Document layout analysis data:
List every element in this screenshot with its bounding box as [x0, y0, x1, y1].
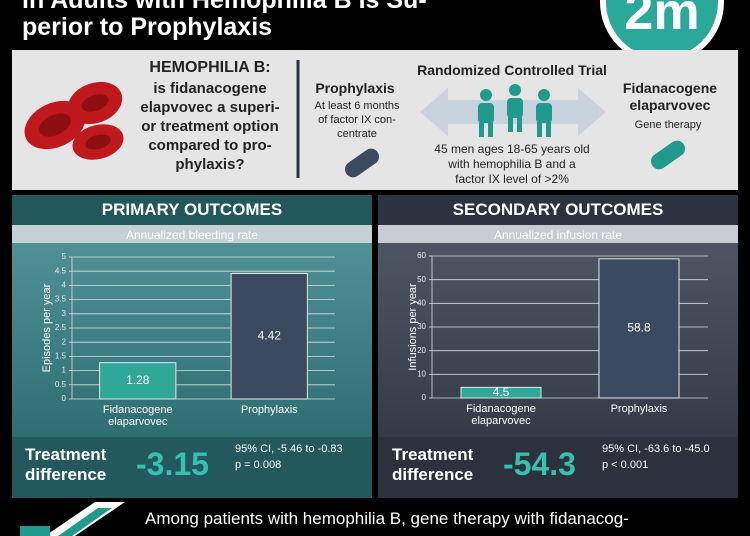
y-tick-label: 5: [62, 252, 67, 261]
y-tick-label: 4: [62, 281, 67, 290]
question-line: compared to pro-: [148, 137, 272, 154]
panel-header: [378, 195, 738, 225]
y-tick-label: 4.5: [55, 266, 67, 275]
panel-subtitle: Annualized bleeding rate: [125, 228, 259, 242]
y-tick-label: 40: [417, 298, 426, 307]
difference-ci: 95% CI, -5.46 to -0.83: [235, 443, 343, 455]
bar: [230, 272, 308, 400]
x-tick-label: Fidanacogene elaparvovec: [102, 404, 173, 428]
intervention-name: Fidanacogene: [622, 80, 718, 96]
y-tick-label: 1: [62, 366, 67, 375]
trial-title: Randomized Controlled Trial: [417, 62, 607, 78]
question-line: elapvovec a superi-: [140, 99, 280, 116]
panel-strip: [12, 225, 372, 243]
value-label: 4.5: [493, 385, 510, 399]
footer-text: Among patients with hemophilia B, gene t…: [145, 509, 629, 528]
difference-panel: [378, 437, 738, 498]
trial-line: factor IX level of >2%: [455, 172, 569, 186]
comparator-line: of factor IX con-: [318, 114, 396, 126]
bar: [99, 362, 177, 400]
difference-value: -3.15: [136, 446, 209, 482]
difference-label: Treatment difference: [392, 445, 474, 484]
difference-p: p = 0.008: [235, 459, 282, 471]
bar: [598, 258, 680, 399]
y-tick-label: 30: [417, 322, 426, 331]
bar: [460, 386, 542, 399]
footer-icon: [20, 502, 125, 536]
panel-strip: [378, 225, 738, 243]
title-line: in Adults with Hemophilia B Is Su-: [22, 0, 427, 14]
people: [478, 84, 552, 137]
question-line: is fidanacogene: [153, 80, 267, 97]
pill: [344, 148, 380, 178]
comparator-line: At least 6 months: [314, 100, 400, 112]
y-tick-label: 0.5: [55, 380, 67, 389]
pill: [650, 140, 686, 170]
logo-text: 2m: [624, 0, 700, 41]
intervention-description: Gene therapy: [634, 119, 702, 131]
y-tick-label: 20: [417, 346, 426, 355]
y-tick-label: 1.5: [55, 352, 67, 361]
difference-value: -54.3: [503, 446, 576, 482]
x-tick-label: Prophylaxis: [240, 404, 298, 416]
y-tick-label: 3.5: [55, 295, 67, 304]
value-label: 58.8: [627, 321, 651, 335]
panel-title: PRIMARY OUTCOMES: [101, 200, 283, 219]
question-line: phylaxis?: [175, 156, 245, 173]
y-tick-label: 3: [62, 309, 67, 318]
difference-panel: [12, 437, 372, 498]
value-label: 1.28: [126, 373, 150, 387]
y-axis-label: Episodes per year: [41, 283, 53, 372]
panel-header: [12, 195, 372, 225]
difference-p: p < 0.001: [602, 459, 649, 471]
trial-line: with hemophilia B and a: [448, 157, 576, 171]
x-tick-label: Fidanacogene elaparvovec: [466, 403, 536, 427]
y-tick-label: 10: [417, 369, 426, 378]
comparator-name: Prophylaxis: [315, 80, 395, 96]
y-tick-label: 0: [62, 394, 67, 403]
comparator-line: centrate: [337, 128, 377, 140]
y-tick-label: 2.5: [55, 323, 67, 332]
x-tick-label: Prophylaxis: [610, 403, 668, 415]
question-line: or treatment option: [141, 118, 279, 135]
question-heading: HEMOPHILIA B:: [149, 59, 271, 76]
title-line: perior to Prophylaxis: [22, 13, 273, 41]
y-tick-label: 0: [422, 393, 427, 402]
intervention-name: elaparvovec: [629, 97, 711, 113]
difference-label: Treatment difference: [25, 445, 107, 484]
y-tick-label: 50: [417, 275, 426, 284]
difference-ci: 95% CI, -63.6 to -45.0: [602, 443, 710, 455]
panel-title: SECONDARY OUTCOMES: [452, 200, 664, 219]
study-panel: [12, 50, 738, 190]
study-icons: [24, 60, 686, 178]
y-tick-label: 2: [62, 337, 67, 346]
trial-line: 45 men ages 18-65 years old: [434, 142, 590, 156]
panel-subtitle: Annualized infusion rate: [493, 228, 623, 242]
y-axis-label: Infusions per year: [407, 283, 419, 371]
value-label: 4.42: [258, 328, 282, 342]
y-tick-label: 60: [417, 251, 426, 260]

--

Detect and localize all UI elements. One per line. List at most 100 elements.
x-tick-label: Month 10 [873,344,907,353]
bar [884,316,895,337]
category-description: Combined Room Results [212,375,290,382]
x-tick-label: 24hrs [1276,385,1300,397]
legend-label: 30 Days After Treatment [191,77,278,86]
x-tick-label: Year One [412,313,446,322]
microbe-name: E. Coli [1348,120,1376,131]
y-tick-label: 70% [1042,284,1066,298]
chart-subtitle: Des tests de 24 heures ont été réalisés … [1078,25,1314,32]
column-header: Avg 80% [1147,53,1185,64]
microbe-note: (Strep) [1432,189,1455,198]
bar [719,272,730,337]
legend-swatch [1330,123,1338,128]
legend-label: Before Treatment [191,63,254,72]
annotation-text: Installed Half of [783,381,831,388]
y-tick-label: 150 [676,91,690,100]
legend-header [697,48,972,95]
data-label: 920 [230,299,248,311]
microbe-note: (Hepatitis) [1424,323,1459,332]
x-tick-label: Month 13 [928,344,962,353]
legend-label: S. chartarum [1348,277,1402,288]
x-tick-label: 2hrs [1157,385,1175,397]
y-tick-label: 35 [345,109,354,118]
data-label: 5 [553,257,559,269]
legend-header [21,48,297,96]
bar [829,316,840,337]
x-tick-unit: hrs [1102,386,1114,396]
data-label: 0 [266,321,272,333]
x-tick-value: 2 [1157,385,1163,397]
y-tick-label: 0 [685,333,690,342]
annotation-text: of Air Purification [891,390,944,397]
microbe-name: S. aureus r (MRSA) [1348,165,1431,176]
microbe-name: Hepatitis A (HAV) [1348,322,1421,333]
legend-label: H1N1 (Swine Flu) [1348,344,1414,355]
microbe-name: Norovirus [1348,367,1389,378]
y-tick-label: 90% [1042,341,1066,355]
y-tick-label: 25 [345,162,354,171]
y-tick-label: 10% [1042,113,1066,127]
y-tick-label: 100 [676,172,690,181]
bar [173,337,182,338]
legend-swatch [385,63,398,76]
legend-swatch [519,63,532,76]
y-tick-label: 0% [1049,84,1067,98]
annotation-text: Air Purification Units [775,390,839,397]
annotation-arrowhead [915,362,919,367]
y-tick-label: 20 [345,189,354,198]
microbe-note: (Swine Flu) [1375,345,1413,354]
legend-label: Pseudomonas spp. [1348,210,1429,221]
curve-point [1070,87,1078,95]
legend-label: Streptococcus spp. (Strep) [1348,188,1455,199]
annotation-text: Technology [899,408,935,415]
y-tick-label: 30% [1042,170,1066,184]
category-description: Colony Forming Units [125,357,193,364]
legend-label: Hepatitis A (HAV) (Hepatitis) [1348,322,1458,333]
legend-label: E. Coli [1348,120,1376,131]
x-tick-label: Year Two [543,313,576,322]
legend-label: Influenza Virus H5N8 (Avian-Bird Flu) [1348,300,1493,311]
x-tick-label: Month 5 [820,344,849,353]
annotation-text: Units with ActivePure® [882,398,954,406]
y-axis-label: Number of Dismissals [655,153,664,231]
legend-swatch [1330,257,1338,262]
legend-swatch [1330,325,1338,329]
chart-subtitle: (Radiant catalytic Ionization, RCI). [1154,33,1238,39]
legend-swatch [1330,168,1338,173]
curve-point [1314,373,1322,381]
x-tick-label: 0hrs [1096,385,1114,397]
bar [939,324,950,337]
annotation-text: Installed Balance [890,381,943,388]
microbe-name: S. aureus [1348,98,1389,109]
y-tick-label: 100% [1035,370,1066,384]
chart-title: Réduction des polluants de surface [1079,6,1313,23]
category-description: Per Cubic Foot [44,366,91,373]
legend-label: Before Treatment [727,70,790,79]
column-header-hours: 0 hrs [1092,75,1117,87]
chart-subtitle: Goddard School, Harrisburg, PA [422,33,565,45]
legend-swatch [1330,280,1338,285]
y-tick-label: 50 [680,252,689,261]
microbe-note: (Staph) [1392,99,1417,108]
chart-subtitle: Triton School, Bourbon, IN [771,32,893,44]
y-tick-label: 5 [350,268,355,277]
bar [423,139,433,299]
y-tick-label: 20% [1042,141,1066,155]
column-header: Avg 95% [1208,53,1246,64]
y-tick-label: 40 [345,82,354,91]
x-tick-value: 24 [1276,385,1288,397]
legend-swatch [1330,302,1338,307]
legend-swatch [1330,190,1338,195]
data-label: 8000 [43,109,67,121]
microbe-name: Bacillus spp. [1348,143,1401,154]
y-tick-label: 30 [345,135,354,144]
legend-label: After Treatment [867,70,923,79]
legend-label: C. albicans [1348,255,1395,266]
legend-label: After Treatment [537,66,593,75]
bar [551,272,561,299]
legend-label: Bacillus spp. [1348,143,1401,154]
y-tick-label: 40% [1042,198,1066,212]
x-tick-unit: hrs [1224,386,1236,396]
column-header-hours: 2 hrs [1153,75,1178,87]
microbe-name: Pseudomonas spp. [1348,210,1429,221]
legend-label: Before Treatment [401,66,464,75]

==

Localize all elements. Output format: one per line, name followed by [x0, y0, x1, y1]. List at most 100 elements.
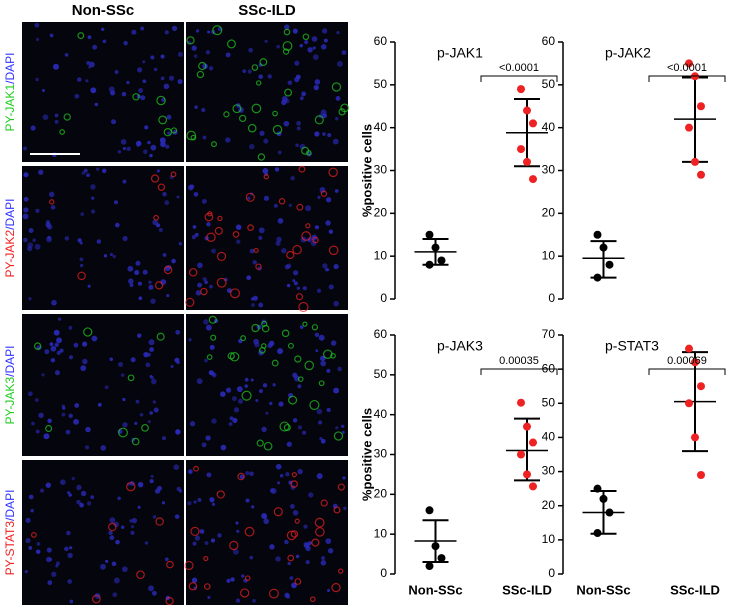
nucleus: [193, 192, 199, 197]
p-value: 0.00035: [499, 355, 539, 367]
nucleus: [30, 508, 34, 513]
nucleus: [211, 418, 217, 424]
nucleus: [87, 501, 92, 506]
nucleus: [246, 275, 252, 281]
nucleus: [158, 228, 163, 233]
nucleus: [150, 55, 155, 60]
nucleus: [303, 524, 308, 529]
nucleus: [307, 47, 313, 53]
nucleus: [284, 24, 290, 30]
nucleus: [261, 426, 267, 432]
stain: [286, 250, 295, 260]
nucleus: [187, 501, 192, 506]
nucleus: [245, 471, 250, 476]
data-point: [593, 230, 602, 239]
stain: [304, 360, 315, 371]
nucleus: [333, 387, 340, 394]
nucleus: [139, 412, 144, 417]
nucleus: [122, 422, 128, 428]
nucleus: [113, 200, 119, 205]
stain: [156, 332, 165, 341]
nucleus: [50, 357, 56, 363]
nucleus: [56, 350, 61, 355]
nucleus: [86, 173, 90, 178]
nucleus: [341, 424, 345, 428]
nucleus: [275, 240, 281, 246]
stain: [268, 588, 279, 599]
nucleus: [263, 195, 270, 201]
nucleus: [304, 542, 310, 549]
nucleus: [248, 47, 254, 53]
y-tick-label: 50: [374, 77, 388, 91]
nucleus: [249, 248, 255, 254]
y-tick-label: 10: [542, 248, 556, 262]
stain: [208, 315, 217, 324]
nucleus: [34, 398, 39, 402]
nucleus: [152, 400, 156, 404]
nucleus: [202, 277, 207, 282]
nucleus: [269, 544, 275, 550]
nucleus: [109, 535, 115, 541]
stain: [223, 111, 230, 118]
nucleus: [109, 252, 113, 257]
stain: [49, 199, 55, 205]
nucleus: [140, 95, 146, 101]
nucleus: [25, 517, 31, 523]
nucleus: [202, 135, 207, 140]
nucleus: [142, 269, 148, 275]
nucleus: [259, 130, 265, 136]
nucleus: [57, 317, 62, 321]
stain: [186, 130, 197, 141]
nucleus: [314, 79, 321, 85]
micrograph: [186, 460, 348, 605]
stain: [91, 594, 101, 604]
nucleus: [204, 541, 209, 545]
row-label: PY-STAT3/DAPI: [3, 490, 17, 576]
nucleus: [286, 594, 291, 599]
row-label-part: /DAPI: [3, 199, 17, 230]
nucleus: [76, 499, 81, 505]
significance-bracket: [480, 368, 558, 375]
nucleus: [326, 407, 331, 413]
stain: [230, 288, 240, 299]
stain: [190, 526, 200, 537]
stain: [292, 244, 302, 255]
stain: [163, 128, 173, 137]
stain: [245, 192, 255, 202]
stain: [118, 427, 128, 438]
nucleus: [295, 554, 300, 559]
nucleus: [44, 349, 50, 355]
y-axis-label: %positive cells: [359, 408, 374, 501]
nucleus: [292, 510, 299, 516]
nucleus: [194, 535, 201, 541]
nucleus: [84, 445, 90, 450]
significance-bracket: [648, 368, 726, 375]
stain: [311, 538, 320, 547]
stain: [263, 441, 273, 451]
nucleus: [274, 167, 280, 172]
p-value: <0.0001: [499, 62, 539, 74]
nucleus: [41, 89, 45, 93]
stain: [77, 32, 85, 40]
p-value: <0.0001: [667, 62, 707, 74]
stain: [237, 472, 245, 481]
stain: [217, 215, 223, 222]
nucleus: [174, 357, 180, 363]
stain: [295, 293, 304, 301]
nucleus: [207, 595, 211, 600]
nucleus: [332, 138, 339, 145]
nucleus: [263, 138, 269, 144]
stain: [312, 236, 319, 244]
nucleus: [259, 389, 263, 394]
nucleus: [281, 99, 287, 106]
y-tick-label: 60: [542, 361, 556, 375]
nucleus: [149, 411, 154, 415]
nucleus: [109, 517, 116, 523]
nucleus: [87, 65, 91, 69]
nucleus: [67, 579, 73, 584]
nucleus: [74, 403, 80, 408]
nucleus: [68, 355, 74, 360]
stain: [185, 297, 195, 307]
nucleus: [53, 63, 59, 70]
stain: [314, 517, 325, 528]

Description of the task: Please state how many lines in the records contain the word "factor", and give only that number.

Solution to this task: 2